TASK INPUTS >>
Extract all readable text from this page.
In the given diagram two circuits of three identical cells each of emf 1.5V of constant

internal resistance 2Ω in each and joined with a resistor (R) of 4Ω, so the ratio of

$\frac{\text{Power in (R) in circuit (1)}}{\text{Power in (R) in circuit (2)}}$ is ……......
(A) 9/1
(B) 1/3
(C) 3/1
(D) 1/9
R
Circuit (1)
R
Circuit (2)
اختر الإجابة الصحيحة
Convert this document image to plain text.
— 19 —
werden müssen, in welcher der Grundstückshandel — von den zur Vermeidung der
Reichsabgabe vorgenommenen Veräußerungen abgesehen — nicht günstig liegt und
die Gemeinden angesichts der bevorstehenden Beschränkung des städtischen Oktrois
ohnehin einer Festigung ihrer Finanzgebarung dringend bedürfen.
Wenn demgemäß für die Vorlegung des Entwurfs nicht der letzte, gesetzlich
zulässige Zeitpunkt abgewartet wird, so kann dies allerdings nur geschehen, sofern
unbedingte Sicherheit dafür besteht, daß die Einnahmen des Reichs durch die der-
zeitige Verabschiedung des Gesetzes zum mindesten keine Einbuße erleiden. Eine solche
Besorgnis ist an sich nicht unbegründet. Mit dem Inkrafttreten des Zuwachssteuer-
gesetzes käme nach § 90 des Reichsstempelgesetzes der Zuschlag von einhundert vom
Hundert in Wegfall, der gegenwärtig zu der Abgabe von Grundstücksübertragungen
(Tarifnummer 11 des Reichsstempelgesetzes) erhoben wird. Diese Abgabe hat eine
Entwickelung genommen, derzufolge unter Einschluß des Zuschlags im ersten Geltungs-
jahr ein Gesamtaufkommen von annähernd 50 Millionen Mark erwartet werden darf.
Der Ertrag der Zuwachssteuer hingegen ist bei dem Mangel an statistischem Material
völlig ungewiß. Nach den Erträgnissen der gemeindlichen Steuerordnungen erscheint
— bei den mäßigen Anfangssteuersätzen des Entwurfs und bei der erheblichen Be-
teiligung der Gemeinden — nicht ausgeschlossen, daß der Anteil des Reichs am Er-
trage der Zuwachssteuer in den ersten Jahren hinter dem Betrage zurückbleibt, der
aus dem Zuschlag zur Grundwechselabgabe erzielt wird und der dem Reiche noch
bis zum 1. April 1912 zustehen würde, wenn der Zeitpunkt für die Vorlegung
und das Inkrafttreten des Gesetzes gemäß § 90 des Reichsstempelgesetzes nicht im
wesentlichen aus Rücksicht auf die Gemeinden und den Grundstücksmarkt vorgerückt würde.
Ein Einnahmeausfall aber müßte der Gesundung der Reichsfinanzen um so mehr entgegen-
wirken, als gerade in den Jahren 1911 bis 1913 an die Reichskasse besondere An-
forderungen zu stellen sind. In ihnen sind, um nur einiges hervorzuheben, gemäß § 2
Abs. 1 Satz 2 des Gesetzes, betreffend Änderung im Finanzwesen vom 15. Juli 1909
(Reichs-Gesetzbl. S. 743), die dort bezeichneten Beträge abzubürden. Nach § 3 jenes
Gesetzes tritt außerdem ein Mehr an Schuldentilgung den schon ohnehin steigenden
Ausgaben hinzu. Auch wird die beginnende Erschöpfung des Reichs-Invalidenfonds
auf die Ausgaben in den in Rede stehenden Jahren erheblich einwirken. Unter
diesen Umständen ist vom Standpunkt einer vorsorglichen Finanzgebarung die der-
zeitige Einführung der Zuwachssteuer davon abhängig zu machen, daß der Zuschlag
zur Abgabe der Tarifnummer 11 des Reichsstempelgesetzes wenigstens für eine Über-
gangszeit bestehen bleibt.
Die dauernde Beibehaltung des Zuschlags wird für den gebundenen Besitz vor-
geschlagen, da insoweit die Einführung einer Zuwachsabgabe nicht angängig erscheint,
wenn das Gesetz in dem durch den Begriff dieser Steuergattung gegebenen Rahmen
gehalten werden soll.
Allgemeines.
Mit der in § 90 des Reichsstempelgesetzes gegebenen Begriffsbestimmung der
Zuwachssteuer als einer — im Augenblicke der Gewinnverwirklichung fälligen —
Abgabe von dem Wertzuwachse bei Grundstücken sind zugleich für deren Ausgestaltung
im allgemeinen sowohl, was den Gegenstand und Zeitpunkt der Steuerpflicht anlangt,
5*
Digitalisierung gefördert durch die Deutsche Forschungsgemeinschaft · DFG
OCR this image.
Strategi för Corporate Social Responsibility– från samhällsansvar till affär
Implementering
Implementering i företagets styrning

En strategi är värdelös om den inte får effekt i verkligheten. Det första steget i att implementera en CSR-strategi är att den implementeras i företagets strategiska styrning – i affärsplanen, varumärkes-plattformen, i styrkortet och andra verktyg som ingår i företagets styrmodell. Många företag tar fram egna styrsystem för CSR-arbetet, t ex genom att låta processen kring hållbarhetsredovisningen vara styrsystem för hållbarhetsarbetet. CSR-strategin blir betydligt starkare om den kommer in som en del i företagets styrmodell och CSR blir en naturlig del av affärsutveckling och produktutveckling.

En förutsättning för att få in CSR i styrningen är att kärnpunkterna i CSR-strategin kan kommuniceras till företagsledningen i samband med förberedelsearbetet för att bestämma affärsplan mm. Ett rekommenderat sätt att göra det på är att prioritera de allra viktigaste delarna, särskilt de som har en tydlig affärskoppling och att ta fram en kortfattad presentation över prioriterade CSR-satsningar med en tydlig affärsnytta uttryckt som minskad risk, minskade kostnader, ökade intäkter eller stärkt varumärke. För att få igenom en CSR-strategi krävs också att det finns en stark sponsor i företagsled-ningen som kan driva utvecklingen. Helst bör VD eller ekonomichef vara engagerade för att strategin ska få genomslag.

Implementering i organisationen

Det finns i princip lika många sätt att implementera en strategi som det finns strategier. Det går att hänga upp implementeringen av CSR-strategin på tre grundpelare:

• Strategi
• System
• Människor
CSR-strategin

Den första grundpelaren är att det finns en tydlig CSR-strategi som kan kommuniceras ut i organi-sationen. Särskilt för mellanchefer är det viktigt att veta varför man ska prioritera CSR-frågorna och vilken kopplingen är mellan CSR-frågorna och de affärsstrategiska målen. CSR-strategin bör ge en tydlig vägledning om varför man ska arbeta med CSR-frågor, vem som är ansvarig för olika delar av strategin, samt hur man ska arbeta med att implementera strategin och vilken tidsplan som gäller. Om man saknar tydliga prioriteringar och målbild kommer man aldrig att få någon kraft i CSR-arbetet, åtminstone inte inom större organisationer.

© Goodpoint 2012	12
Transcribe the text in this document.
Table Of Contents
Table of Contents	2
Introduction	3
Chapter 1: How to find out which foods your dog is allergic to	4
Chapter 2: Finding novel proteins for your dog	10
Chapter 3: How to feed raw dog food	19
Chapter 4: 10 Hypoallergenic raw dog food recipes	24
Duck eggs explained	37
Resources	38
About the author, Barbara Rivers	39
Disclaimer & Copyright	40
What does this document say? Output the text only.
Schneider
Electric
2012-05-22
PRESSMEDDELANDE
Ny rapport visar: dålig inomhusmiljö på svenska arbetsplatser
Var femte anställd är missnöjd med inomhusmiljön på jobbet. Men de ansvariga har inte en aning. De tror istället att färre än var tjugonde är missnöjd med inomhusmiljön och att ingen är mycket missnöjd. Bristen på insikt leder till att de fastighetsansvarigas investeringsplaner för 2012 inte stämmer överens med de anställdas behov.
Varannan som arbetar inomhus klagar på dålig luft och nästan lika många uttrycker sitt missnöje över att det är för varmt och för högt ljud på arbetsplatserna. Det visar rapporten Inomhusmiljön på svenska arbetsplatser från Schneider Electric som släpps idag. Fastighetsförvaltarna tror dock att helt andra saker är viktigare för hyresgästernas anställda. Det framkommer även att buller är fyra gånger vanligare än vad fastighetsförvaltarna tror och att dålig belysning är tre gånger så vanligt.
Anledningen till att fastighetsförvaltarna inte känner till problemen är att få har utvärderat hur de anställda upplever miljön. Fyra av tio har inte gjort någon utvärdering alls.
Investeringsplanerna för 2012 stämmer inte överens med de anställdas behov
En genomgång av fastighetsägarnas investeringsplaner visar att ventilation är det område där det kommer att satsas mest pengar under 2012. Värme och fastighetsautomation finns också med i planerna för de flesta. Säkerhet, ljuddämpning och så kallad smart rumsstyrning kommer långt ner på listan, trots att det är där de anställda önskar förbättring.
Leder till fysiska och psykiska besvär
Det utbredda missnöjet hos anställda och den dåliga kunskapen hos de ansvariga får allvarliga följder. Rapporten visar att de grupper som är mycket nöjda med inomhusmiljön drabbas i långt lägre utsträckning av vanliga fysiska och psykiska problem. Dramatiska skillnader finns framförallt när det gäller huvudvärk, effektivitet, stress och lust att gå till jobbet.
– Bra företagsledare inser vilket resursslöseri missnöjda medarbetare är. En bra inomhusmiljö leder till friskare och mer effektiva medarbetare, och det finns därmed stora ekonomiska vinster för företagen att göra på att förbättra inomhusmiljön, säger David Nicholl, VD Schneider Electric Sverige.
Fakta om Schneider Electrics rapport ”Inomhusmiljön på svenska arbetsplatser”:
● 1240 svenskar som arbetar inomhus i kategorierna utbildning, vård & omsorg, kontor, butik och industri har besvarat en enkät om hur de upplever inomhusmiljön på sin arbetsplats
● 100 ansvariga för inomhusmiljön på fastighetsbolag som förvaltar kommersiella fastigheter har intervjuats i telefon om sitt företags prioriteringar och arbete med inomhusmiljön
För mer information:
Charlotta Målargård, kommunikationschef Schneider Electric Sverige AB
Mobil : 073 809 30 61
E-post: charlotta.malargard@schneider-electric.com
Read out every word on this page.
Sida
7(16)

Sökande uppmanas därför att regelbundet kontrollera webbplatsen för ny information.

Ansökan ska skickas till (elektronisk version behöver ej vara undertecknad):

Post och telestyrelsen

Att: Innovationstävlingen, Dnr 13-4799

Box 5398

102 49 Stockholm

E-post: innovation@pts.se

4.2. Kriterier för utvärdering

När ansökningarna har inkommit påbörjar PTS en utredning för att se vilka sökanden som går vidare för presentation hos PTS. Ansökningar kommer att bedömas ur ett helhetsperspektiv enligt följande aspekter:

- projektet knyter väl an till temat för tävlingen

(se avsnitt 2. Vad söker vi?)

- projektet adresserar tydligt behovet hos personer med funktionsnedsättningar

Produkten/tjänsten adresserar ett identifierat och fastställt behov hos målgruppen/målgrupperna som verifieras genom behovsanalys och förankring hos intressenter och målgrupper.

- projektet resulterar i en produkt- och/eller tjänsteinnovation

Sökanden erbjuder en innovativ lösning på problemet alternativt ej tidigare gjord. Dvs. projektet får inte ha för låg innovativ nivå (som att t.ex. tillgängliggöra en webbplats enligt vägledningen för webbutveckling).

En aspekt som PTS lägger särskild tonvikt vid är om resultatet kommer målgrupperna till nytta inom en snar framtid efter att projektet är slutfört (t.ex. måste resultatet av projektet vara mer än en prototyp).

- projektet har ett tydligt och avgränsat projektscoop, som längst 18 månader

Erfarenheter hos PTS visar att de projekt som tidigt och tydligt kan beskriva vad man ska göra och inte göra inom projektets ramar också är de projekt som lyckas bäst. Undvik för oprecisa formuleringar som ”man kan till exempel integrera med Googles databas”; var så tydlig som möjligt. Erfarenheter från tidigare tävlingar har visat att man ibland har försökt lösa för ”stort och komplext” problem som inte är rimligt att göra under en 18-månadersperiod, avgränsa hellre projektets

WORK REQUEST >>
I need every line from the material that contains the word "text".

FINISHED EXERCISE >>
Extract all readable text from this page.
$\frac{\text{Power in (R) in circuit (1)}}{\text{Power in (R) in circuit (2)}}$ is ……......
Convert this document image to plain text.
Transcribe the text in this document.
What does this document say? Output the text only.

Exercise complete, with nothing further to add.